__DATA EXCERPTS__:
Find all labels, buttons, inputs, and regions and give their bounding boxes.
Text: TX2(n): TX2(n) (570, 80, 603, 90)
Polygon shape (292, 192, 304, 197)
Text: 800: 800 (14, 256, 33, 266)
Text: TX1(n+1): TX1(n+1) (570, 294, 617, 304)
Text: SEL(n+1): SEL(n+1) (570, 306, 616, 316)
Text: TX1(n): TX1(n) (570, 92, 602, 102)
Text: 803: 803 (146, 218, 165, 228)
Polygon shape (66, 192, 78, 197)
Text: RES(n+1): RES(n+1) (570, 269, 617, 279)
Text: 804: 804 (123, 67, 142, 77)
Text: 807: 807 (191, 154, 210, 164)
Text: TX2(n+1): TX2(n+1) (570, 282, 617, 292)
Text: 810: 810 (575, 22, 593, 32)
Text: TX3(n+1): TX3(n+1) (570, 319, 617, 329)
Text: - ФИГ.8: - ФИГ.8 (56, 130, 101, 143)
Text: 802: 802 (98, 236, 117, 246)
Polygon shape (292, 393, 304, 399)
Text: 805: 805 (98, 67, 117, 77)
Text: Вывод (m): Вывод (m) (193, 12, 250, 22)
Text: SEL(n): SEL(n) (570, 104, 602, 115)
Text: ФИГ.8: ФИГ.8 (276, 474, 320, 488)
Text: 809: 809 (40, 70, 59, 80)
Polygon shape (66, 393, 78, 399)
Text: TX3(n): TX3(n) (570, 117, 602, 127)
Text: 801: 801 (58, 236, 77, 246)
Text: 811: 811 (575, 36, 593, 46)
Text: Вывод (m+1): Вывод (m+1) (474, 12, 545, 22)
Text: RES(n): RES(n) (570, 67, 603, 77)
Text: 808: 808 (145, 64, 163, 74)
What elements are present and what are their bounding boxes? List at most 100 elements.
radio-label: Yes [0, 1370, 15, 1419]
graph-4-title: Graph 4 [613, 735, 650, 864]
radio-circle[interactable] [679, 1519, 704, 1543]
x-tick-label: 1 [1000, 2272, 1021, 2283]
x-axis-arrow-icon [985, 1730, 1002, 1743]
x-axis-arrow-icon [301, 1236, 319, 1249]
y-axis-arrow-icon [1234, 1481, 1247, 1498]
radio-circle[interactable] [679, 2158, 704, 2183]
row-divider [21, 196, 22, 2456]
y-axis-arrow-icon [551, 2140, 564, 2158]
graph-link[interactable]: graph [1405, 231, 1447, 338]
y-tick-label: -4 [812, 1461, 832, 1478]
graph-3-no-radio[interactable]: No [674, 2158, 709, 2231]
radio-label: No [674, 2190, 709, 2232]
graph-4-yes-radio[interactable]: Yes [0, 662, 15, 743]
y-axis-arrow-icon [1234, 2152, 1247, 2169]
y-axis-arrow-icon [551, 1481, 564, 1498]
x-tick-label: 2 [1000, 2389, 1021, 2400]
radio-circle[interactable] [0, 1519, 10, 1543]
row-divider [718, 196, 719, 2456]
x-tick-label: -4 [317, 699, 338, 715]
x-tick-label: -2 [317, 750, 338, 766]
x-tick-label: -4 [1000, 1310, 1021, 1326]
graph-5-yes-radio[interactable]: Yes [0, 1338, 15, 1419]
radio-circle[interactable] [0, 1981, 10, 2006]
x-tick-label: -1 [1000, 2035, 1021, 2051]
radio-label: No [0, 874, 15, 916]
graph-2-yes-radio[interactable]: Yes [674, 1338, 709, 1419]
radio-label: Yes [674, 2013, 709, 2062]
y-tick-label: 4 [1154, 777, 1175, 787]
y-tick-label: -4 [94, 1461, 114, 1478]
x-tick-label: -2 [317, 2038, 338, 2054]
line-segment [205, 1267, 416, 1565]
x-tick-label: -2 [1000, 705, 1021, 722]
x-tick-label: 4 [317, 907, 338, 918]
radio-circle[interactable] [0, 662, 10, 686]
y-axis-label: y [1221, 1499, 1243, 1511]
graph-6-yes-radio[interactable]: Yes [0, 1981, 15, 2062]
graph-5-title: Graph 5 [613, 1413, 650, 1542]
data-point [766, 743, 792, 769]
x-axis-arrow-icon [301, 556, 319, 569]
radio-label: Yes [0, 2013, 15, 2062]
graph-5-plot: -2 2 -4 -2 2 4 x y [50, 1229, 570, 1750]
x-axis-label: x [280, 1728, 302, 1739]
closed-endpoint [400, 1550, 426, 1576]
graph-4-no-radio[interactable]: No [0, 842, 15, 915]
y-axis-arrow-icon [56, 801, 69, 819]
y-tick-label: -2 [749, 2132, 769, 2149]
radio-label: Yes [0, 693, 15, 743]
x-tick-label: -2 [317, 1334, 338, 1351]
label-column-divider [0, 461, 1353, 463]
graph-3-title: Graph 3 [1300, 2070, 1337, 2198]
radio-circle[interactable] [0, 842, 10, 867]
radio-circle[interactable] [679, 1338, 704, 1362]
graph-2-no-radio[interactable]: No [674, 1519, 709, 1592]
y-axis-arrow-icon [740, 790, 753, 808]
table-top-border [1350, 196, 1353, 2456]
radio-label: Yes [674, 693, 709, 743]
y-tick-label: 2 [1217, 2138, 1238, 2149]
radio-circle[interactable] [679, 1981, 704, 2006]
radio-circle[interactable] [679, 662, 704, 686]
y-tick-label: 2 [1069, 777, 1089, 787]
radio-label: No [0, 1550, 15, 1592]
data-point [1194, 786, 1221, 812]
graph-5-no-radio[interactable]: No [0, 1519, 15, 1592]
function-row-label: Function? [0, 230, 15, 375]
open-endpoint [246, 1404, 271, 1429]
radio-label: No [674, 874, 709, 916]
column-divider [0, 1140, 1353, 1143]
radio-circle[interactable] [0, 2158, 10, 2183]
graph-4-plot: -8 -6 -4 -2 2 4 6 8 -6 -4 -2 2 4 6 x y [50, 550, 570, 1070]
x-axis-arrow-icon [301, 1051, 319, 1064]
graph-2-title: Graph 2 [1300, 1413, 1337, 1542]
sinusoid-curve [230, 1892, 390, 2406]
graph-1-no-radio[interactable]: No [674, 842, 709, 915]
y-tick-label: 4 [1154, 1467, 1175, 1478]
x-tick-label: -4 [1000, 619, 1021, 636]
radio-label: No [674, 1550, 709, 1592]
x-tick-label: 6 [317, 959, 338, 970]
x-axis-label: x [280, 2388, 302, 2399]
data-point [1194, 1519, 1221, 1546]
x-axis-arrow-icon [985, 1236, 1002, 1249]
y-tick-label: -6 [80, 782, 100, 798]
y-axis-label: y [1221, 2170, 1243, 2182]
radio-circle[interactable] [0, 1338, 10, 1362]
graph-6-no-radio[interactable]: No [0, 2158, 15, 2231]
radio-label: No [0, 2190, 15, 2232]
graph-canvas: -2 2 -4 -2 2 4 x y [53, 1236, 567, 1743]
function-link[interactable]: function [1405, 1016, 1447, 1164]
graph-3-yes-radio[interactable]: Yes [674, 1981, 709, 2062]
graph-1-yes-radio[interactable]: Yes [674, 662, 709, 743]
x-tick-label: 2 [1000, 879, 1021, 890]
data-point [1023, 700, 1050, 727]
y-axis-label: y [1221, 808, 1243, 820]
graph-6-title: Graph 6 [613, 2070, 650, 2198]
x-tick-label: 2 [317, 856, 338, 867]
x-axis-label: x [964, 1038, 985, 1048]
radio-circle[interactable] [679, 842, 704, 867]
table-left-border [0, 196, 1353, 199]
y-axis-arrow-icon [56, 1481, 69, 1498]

__EXERCISE TASK__:
Report every line of the listing above that contains the string "border".

__THE SOLUTION__:
table-top-border [1350, 196, 1353, 2456]
table-left-border [0, 196, 1353, 199]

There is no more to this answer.